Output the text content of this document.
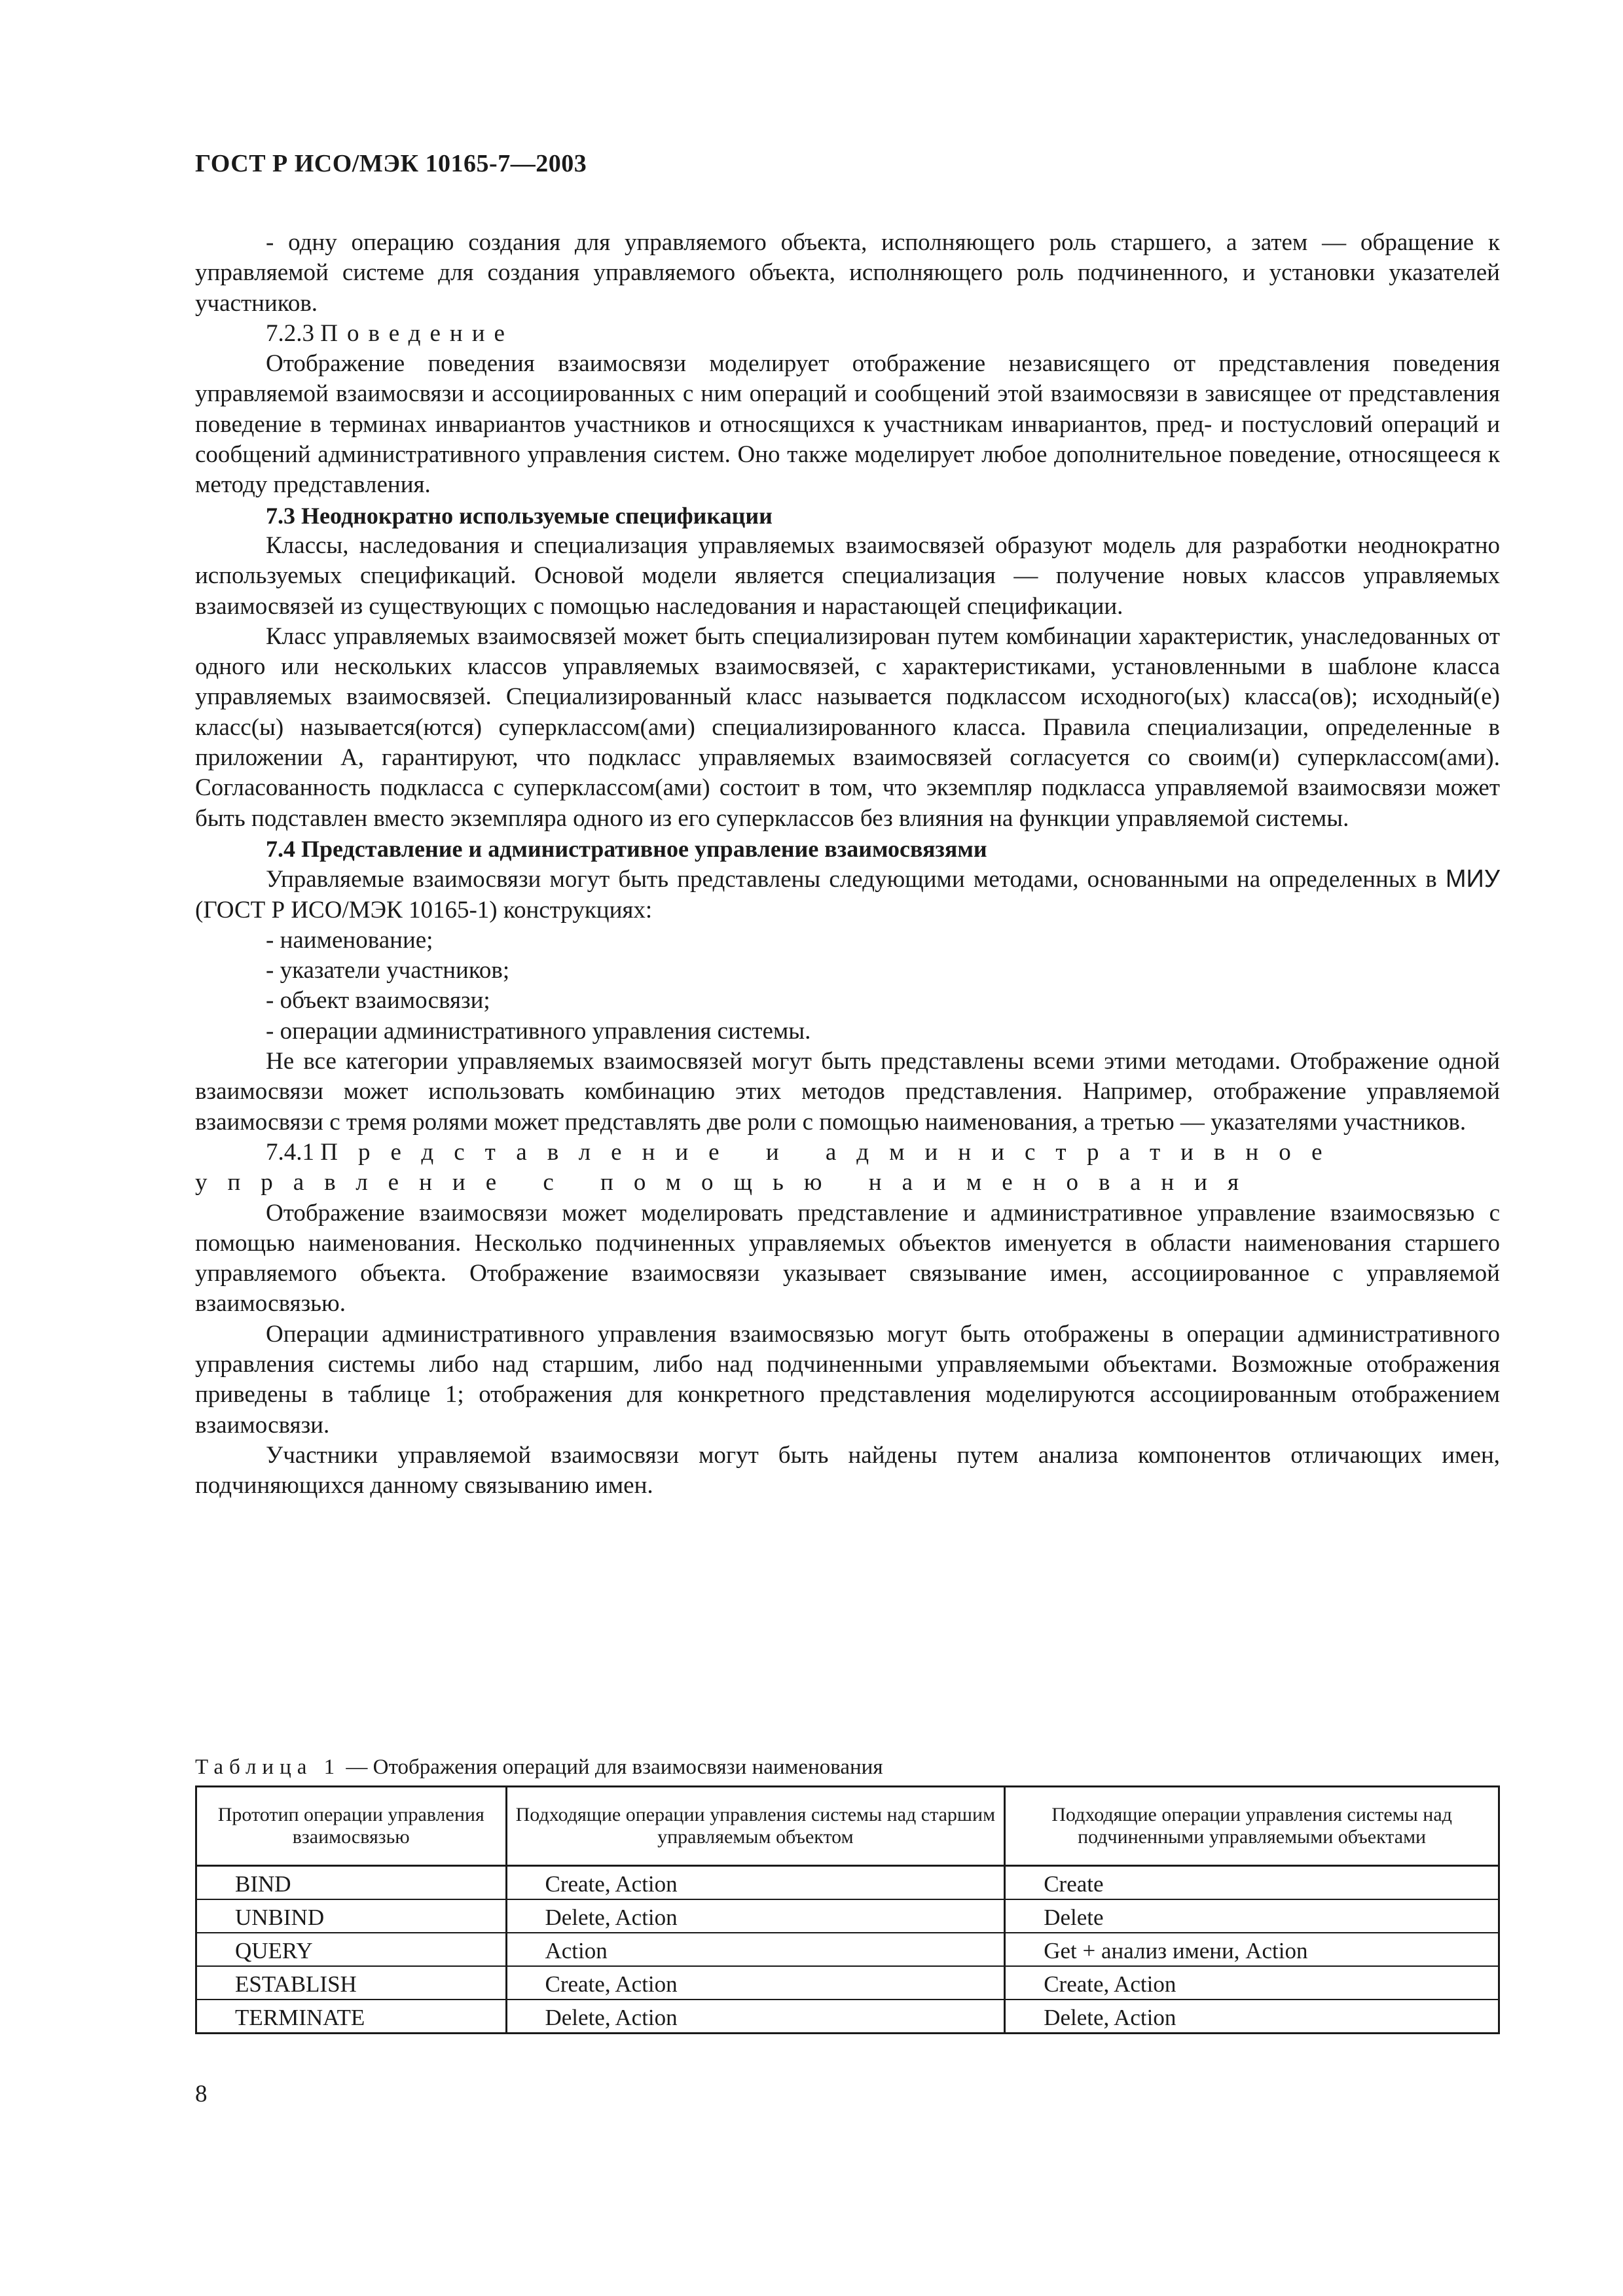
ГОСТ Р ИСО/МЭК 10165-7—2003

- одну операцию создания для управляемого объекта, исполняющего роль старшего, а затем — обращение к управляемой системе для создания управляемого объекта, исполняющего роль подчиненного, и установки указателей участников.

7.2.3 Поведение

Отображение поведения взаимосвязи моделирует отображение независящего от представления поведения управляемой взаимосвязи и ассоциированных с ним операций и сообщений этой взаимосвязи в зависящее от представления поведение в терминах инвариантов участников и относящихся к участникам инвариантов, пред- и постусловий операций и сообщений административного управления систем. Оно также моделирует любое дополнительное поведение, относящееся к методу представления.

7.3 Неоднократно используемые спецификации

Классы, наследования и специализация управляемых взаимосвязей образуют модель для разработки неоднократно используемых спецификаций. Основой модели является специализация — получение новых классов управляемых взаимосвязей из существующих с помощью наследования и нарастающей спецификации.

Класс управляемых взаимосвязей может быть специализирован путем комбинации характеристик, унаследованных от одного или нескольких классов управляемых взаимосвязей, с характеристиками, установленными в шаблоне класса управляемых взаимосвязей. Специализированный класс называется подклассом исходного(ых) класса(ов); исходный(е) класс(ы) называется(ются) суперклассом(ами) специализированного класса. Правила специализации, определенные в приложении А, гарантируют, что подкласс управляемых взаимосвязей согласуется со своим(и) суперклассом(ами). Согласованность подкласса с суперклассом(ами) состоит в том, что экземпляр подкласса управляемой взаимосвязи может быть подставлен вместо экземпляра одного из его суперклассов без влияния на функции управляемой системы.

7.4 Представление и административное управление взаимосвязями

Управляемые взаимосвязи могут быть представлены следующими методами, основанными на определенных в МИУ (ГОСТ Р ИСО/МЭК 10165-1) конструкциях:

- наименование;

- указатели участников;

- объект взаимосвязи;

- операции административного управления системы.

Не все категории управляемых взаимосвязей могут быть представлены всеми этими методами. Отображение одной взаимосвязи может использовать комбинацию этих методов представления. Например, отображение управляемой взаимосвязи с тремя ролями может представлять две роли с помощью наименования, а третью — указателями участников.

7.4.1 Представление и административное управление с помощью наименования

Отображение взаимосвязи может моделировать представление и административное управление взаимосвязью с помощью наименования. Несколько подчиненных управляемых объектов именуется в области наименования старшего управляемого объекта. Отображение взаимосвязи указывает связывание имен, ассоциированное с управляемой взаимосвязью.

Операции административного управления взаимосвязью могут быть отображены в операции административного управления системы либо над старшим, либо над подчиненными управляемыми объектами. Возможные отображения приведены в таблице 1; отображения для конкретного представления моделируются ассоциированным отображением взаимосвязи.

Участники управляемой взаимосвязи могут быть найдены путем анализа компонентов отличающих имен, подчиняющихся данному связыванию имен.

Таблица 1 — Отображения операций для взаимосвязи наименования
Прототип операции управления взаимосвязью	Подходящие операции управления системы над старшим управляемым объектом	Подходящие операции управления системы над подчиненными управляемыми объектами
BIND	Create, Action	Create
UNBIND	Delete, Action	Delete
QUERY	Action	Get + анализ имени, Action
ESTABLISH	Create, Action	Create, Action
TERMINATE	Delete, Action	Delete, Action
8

━━━━━━

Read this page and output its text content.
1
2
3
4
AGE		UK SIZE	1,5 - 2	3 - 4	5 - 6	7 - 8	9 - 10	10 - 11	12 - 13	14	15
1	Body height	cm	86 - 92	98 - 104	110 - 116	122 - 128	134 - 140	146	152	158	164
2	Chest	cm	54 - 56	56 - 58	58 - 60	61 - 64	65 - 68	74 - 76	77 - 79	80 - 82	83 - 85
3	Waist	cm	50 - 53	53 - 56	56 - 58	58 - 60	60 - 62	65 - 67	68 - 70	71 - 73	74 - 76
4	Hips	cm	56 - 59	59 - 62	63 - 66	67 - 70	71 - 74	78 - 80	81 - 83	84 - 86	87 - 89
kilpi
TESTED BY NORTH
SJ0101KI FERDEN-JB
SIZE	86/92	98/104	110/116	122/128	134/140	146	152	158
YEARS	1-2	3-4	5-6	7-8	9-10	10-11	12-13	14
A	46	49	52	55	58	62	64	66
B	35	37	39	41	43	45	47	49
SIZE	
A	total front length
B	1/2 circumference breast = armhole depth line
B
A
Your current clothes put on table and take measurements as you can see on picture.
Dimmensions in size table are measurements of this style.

━━━━━━

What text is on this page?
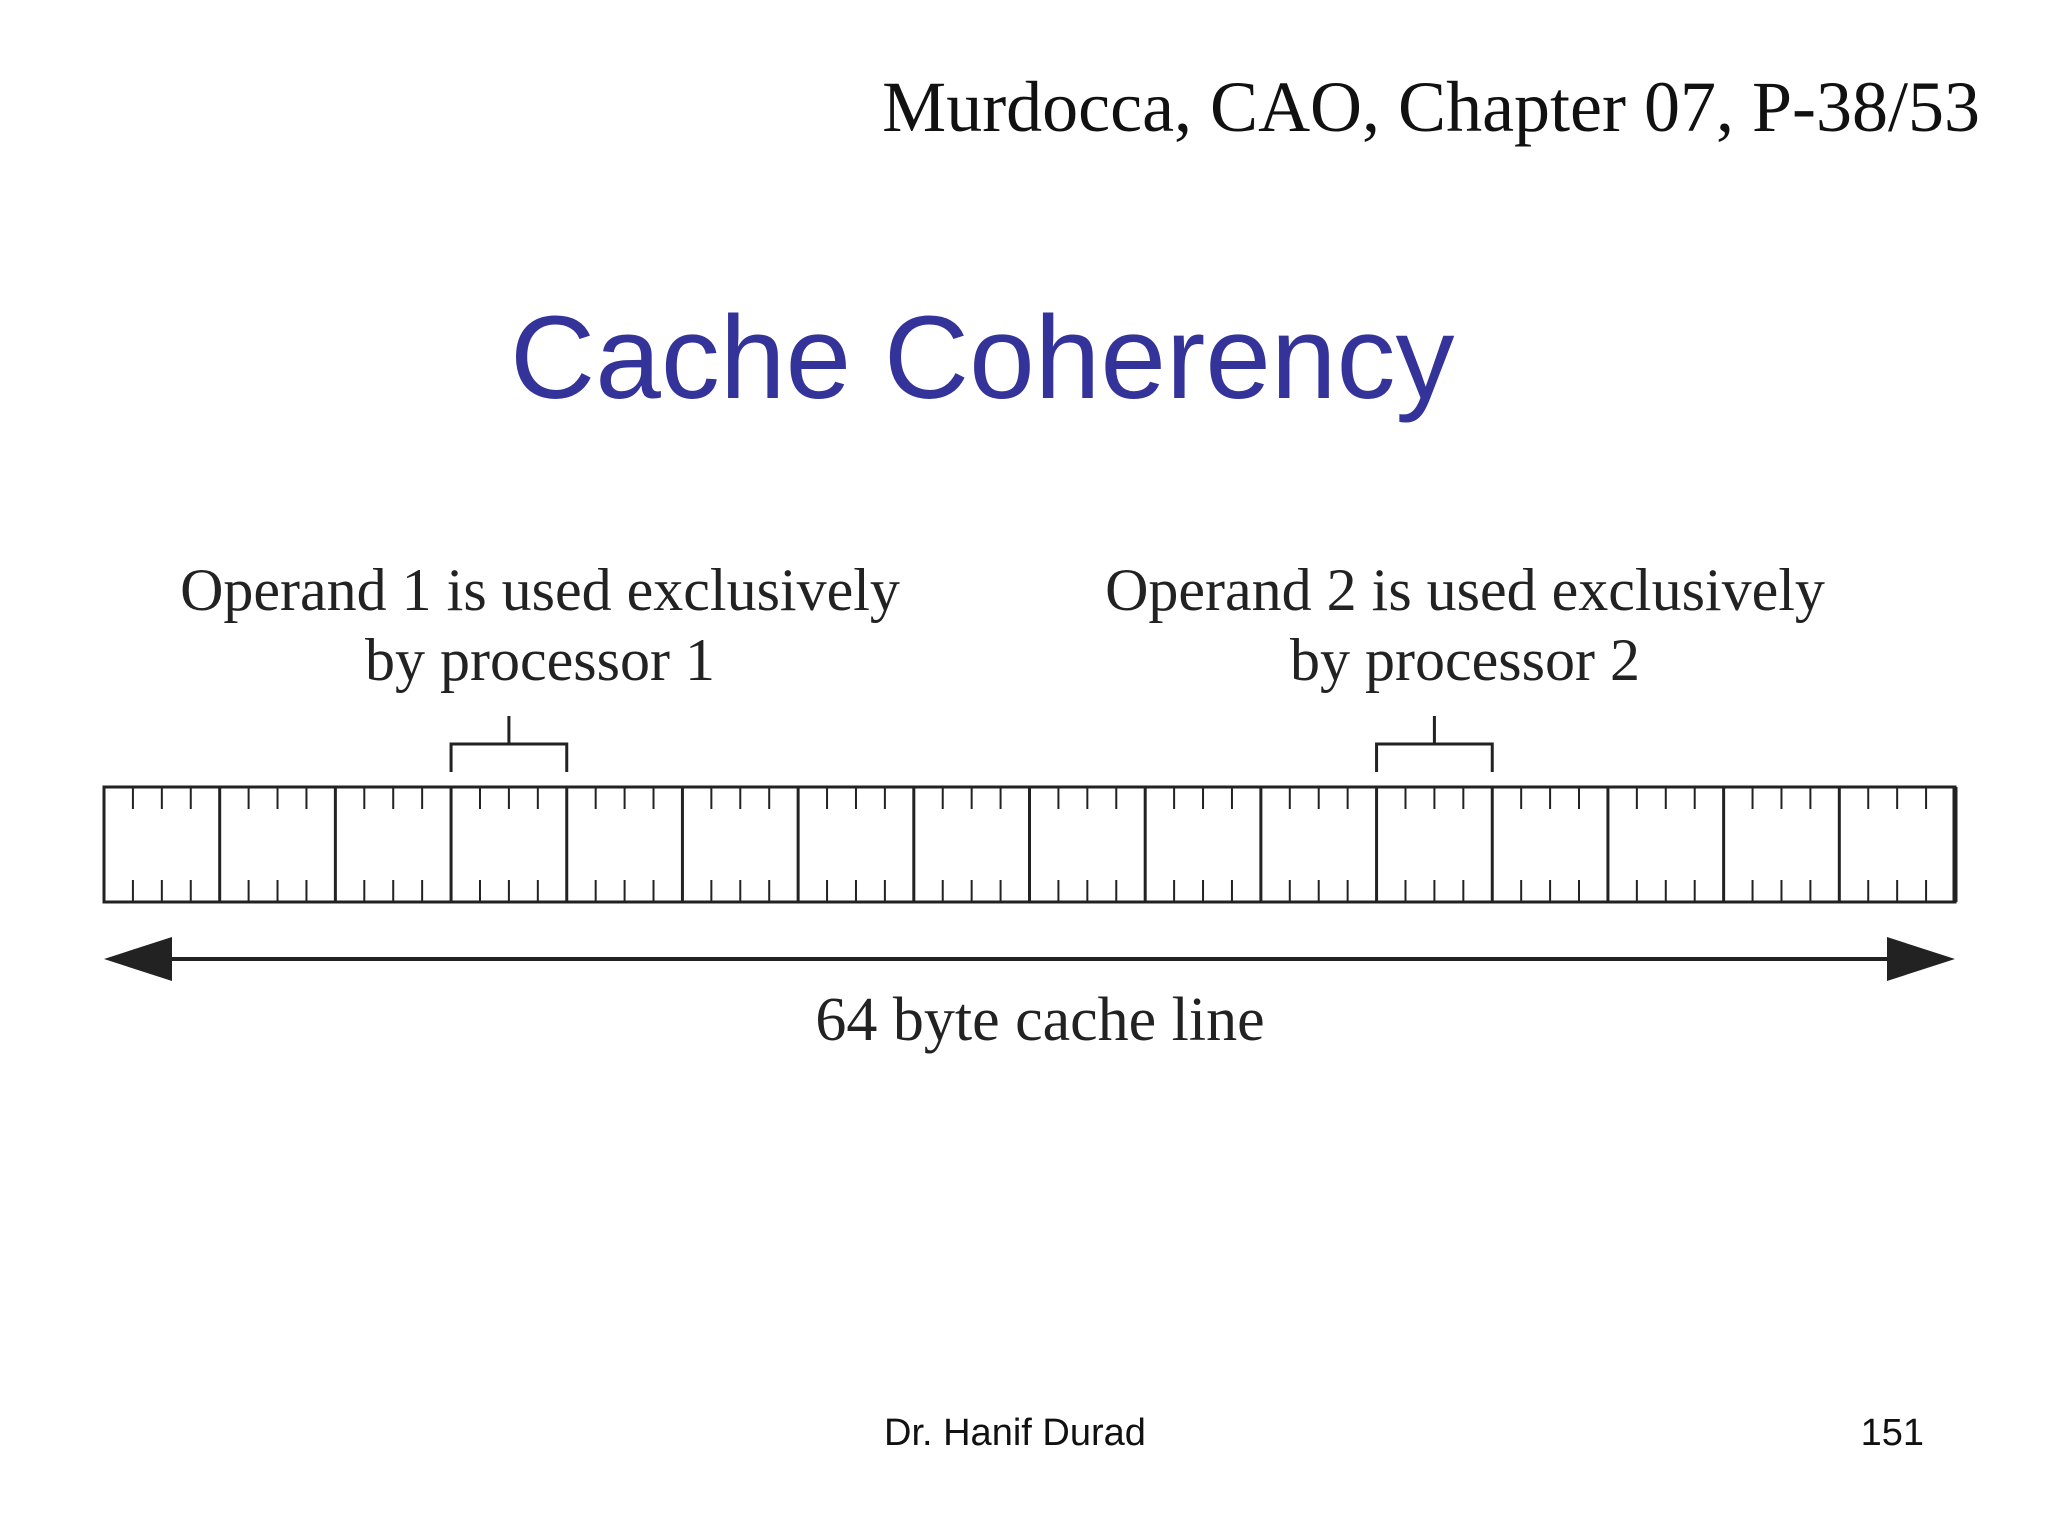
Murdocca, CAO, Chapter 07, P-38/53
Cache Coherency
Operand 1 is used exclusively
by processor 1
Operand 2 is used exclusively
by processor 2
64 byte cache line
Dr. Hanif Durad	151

━━━━━━

STATED GOAL —
Using the entries above, tally how many lines have the word "this" in them; write the number and nothing more.

REPLY —
4